What the exercise asks
Single out the lines of the material that contain "read" and copy them.

↓↓↓

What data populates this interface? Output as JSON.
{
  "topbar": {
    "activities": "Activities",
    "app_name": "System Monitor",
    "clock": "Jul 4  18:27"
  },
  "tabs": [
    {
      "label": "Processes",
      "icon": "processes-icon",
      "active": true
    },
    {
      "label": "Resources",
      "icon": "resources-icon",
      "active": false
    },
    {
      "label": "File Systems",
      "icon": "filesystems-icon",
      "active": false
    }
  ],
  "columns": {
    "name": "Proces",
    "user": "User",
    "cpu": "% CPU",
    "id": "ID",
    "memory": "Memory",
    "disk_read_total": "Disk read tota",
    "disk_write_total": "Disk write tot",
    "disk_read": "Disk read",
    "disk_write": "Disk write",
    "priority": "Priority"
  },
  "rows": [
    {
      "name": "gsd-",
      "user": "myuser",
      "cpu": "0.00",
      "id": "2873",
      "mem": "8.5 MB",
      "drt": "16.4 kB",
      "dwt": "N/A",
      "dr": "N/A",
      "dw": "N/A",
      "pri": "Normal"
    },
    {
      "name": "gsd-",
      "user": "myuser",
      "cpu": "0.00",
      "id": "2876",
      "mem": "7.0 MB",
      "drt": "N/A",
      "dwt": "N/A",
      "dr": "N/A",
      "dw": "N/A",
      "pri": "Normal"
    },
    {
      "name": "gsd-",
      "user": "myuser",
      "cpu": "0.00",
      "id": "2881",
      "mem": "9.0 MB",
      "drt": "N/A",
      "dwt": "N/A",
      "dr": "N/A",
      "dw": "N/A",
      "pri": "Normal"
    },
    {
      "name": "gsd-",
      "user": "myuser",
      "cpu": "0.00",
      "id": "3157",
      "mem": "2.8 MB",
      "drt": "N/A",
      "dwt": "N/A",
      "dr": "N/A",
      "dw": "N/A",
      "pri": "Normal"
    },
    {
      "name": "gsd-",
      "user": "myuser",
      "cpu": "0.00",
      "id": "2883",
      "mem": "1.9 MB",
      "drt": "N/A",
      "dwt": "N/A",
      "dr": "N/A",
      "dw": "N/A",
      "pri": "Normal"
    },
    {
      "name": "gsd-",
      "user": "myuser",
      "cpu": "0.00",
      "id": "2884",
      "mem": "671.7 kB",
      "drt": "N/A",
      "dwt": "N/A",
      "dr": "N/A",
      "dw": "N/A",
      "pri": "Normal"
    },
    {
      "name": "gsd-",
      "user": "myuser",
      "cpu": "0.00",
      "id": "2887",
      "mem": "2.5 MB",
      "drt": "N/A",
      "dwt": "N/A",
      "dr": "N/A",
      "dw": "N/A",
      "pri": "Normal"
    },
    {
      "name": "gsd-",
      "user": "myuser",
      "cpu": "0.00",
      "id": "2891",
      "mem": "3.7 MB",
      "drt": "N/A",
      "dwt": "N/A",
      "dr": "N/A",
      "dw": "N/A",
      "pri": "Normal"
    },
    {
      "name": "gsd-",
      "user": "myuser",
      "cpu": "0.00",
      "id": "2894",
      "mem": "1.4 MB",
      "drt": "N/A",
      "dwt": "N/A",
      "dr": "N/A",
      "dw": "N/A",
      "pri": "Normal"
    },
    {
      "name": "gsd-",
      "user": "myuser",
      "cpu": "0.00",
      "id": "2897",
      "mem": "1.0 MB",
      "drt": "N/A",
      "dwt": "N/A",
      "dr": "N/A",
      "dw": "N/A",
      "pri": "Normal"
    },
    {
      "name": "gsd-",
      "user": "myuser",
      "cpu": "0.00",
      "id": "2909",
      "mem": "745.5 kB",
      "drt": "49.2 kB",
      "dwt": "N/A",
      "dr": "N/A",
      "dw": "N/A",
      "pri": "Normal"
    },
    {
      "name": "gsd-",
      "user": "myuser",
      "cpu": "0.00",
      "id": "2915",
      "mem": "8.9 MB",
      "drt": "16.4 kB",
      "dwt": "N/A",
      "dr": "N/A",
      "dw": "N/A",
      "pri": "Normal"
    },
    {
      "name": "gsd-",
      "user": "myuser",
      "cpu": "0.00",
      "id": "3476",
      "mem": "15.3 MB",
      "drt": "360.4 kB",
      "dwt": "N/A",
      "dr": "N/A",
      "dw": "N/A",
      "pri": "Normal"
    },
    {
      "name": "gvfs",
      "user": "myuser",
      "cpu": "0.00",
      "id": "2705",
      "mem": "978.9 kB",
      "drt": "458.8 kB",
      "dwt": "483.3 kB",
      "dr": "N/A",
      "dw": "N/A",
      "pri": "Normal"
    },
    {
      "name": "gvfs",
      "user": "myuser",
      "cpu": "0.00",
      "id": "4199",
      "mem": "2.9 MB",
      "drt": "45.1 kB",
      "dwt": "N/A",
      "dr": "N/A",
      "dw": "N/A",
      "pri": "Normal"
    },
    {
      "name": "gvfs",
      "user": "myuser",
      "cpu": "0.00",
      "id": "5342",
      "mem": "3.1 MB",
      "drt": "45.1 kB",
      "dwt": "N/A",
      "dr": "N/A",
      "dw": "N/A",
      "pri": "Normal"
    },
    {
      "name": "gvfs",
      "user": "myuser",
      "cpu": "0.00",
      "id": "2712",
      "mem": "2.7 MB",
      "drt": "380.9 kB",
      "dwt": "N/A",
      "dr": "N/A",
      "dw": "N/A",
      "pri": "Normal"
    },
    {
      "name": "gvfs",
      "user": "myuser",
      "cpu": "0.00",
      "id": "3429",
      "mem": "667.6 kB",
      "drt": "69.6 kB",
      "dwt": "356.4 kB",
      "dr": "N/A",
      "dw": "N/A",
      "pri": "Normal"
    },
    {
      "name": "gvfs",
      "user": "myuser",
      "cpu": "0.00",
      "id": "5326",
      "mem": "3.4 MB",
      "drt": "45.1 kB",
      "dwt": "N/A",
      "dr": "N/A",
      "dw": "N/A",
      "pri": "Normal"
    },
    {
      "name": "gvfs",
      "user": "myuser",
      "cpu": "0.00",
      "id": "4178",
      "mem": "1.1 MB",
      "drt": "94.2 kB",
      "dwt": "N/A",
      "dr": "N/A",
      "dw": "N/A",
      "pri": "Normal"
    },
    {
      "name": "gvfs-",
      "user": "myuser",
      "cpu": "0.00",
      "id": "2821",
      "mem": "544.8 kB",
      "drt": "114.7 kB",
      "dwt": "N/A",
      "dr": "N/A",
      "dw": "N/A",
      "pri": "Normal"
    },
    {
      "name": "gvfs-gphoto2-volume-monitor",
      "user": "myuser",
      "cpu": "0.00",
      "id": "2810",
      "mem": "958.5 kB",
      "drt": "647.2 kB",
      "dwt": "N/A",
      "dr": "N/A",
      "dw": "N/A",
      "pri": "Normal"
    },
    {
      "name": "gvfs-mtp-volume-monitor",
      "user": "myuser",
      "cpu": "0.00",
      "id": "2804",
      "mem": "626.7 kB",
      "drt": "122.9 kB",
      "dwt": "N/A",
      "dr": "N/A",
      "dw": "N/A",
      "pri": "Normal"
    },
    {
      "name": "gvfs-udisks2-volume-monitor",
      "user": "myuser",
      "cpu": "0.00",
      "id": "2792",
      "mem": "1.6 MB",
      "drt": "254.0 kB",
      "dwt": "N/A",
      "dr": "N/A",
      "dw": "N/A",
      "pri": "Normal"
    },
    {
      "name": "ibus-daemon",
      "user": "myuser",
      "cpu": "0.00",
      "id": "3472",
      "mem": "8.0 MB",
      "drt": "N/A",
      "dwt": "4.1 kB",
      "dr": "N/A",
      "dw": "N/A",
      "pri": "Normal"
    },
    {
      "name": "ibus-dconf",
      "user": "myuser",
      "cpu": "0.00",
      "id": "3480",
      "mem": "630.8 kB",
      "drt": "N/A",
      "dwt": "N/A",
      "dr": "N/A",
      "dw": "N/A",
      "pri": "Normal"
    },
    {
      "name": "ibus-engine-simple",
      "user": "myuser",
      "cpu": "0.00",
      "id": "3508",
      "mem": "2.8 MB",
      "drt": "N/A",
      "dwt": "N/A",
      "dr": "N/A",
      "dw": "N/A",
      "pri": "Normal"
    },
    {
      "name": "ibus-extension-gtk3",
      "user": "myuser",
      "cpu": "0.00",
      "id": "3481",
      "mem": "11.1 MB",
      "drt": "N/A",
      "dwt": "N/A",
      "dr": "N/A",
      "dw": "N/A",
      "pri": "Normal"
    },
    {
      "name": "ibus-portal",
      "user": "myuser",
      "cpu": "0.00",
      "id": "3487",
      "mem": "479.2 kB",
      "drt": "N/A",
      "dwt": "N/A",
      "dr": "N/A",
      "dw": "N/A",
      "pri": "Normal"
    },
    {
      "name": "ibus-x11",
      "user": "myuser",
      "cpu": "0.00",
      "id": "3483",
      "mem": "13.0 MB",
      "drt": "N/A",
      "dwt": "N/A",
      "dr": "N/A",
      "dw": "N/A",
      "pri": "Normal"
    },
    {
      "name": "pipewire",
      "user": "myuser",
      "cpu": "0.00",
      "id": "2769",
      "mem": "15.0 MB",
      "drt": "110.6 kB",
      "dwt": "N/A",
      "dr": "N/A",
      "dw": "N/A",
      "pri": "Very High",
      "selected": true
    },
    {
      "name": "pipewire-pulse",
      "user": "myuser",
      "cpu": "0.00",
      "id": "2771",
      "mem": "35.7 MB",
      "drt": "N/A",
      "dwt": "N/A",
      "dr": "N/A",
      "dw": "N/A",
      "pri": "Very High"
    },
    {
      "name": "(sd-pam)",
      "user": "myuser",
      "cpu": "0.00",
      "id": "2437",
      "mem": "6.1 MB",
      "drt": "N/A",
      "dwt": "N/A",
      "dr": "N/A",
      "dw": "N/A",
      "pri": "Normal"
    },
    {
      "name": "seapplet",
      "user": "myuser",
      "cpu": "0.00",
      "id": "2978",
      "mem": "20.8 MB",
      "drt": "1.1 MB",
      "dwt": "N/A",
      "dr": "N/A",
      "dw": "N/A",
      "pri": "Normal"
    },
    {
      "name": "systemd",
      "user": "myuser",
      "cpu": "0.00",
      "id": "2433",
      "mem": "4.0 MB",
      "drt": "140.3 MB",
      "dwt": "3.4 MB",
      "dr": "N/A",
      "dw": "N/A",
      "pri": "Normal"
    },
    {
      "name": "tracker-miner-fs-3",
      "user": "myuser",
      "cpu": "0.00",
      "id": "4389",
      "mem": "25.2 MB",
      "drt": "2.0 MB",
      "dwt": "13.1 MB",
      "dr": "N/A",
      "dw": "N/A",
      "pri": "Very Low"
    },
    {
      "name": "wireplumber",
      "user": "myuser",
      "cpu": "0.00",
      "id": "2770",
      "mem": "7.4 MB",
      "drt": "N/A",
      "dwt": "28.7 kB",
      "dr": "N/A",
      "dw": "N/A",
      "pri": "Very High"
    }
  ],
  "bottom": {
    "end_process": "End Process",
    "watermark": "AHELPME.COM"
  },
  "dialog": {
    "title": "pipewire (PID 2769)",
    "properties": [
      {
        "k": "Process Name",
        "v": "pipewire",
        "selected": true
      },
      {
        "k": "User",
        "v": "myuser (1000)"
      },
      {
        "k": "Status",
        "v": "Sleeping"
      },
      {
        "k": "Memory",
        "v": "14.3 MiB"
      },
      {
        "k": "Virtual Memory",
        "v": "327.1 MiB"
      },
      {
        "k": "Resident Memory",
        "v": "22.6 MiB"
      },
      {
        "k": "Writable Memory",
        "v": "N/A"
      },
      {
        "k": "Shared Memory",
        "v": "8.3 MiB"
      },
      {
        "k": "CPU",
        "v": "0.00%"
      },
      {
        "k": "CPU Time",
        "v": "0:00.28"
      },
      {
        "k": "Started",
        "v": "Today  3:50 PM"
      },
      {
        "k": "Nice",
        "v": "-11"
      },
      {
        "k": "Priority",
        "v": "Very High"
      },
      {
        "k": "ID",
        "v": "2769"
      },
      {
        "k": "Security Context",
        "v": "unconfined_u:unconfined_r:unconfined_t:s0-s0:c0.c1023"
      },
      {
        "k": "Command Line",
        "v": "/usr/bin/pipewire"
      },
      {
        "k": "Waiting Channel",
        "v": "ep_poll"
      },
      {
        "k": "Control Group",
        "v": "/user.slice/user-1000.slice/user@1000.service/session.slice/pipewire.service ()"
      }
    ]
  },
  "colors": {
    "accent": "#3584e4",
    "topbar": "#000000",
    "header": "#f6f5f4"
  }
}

↑↑↑

The response
    "disk_read_total": "Disk read tota",
    "disk_read": "Disk read",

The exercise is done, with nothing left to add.